Exercise: Pick up the article below on Mark Cohen's street photography in Wilkes Barre and continue it from its last sentence.

Passage:
────────────────────

It’s Grim Up North
By day, Mark Cohen shoots catalogues, portraits and children at his studio in Wilkes Barre, a Pennsylvanian mining town 3 hours drive from New York City. At dusk, he transforms into a predatory street photographer, his flash and Leica ready to catch the people of Wilkes Barre unaware.
His most famous pictures - his girl blowing bubble gum for example - became iconic images that earned Cohen a series of shows both in New York and overseas (including New York’s MoMa in 1973 and the Photographers’ Gallery in 1981). Now his work is published in Grim Street, an outstanding collection of Cohen’s skewed perspectives of Wilkes Barre from the 1960s to the present day.
Inspired by Cartier Bresson, Cohen started to photograph in the 1960s. Leica in hand, he went out to capture his own Decisive Moments on the humble streets of his home town.
The influence of Cartier Bresson is evident in the first few pages of Grim Street. But as the book progresses, his work becomes harsher as Cohen develops his no-questions asked, in-your-face technique. “I’d shoot and walk away quick - I’d never talk to the people. To people who were watching what I was doing it looked like inappropriate behaviour,” says Cohen. All over the city, it seems there are people trying to avoid Cohen’s lens as he pokes it into their faces. On the streets, in their cars and even on their own doorsteps, people throw their hands up in defence at Cohen’s snap-and-grab photographic style.
There are more faceless pictures with Cohen’s decapitation shots - heads cropped out of the picture. They start with the first image in the book, of a headless horseman, another of Cohen’s iconic images. More follow: a girl in a sailor dress holding an ice-lolly or the woman in her white ribbed shirt, her hand half raised in apparent defence.
“A lot of the pictures are headless because I didn’t want to identify the people and need a release,” says Cohen, “but the reason is more often because it’s less of a violation to take a picture of people’s knees than their face.”
Cohen laces the anonymity of his subjects with hints of detail - a wisp of hair or cotton-clad breasts. He lingers on the clothes his subjects wear showing the textures and patterns of their dresses and coats and the rips and tears they have suffered.

────────────────────

Data extract:
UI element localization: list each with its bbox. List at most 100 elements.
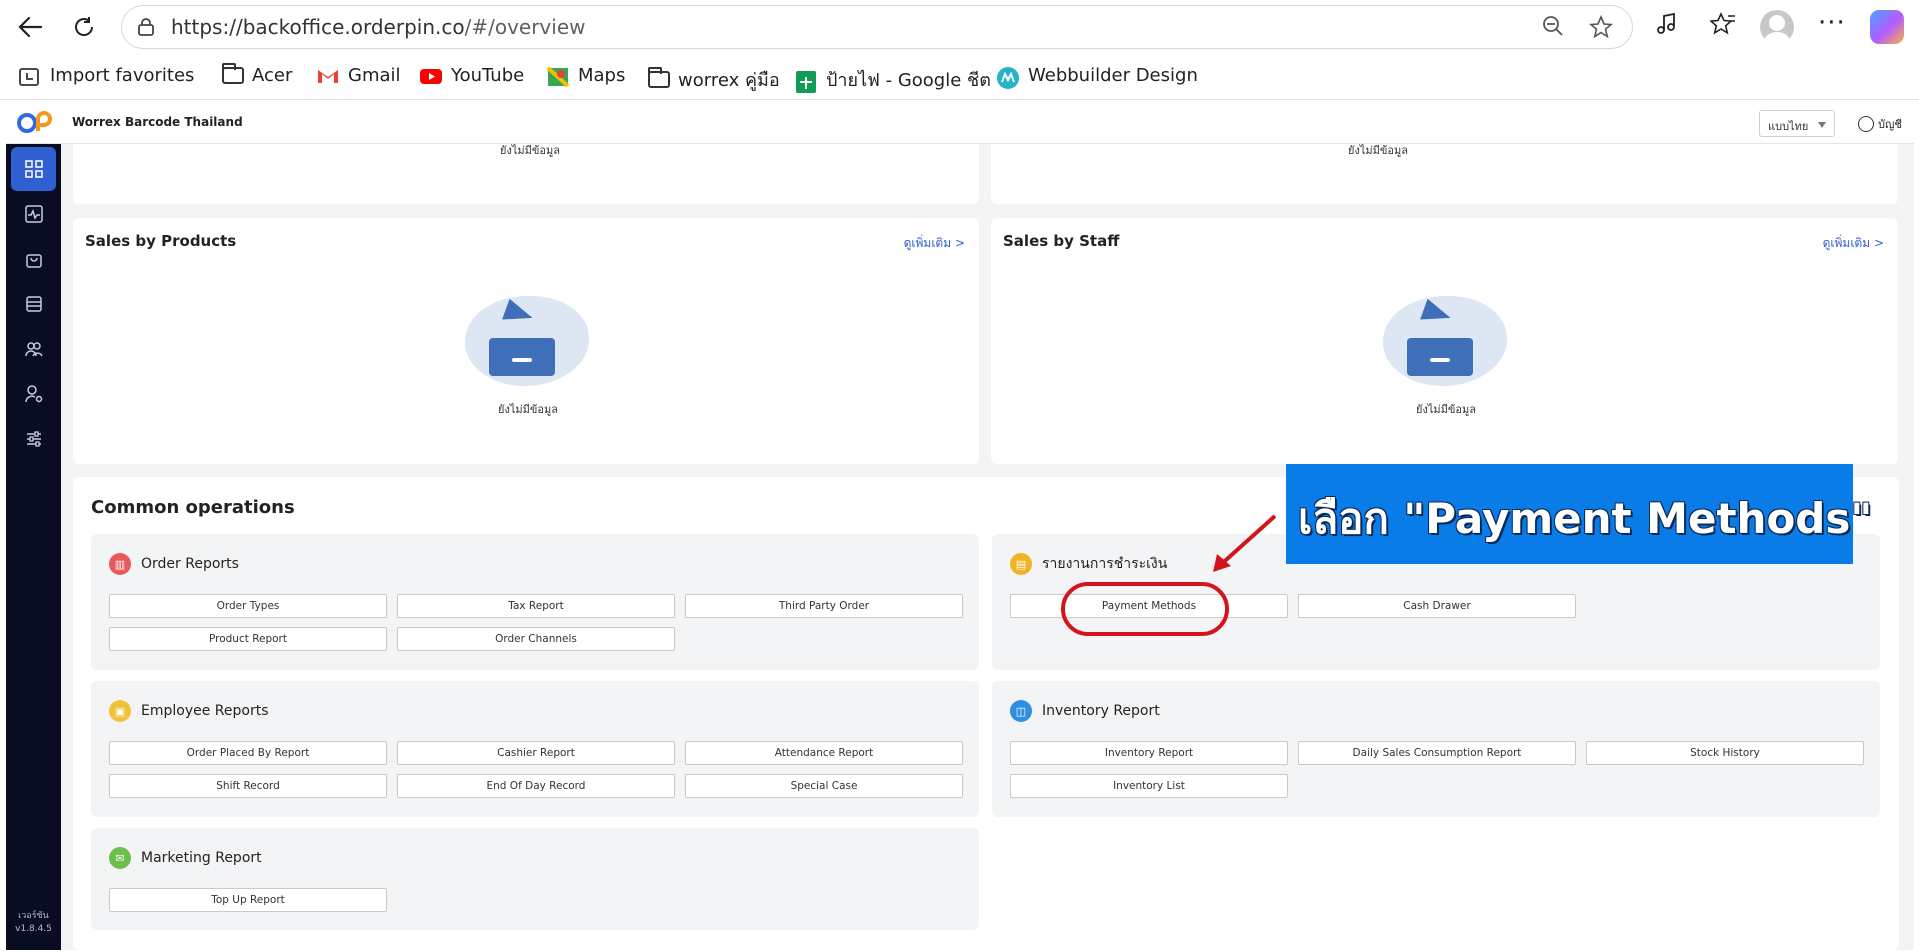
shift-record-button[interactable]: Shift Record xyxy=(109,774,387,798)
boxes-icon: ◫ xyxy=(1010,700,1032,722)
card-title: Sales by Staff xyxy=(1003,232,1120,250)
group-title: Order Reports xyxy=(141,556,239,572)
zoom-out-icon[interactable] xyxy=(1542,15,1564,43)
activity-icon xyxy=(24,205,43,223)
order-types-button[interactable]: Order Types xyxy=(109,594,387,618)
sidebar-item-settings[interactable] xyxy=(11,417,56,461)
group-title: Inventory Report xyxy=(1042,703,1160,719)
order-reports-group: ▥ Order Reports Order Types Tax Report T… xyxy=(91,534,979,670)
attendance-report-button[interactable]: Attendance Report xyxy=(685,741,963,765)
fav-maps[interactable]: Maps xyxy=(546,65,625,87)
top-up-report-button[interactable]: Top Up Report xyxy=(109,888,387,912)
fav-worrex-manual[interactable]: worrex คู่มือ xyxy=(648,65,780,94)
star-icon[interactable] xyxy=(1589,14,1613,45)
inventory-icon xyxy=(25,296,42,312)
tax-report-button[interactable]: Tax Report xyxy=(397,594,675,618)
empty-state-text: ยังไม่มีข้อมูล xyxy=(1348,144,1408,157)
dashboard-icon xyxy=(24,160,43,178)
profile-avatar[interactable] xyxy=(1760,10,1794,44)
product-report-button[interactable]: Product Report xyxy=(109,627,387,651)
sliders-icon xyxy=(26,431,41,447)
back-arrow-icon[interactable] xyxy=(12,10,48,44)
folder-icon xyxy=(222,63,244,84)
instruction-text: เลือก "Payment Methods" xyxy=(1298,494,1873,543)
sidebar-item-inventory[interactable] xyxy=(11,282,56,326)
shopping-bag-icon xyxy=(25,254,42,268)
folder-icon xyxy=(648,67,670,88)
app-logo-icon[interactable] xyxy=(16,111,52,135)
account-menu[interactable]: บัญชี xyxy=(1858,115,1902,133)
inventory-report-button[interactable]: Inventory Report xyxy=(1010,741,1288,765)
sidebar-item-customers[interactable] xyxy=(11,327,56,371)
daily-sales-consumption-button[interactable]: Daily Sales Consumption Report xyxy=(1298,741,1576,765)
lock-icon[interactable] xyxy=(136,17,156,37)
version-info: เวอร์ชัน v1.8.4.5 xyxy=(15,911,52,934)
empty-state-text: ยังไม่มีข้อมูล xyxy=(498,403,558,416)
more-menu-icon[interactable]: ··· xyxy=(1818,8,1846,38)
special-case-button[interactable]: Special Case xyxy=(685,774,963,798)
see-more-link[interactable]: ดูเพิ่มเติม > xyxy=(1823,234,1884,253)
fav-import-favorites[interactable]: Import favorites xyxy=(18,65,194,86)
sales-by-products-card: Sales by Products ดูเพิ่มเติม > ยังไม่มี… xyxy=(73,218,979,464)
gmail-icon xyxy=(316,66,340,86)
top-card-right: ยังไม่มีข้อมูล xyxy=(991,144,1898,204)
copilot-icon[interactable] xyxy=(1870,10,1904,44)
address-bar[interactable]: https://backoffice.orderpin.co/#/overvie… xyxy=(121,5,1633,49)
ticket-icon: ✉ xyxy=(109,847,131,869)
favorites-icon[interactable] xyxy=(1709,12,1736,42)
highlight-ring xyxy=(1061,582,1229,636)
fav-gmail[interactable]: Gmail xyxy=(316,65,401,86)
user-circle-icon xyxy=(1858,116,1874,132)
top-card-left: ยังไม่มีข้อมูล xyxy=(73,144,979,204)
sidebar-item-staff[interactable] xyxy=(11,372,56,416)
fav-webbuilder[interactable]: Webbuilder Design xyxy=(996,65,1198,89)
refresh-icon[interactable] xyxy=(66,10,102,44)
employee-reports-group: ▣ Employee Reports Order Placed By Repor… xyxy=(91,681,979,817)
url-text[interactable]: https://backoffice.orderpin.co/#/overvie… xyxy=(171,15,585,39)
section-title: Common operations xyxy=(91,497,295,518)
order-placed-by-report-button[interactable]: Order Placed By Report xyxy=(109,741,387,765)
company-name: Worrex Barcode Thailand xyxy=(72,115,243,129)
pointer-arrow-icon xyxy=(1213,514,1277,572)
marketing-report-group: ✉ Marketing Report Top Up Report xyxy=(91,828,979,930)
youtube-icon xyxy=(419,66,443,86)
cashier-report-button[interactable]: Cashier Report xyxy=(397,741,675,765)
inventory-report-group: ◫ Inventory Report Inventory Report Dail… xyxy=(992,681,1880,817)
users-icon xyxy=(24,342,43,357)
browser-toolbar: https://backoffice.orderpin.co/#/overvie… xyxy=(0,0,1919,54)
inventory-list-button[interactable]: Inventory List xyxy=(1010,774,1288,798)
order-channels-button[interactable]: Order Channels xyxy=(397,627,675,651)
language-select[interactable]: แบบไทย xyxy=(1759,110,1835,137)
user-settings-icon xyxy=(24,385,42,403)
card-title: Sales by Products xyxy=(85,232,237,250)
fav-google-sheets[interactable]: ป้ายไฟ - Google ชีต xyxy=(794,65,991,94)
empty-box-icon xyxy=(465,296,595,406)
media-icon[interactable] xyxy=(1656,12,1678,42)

────────────────────

Result of this exercise:
The key element in Cohen’s photography is his radical use of flash. “At first I used a tiny little flash that would only work up to 5 feet so I’d move closer and closer and people would hide,” he says. “The flash makes this zone of 1-2 feet I could work very quickly in. With a wide-angle lens, I didn’t have to think about focus or aperture. I would hold the camera in one hand, the flash in the other without looking through the viewfinder and then bang - the flash would give lots of detail in the foreground and all this ambient light and the buildings in the background, especially around dusk.”
Cohen’s Jump Rope picture is a prime example of this. A girl skips in the middle of a Wilkes Barre street - a tree, fence, house and car stand almost obscured in the background as the headless girl jumps, the detail on her high-necked patterned dress standing out above her grubby socks and skinny legs.
Skinny legs and torsos are a theme running throughout the book. Bare-chested boys appear again and again, their bellies streaked with dirt and grime and popsicle stains. Some flex their muscles, others hold props and some, like the boys tying the puppy to a tree, betray the cruel realities of young boys and the games they play.
The people of Wilkes Barre didn’t always appreciate being flashed from close up by the hermetic Cohen, or having their children snapped as they played. People could get hostile, as shown in Cohen’s Fearful Mom - a picture of a woman staring direct into his camera, her gaze probing and questioning both Cohen and his camera.
“The antagonism got worse as time went by,” says Cohen. “It looked like I was up to some suspicious activity - they’d say why are you taking pictures. People would call the police - if that happened I could give an explanation. But people who didn’t call the police were worse. Because I had no explanation or credentials, people would demand an explanation and ask me why I was taking a picture of their house, their yard, their wife.”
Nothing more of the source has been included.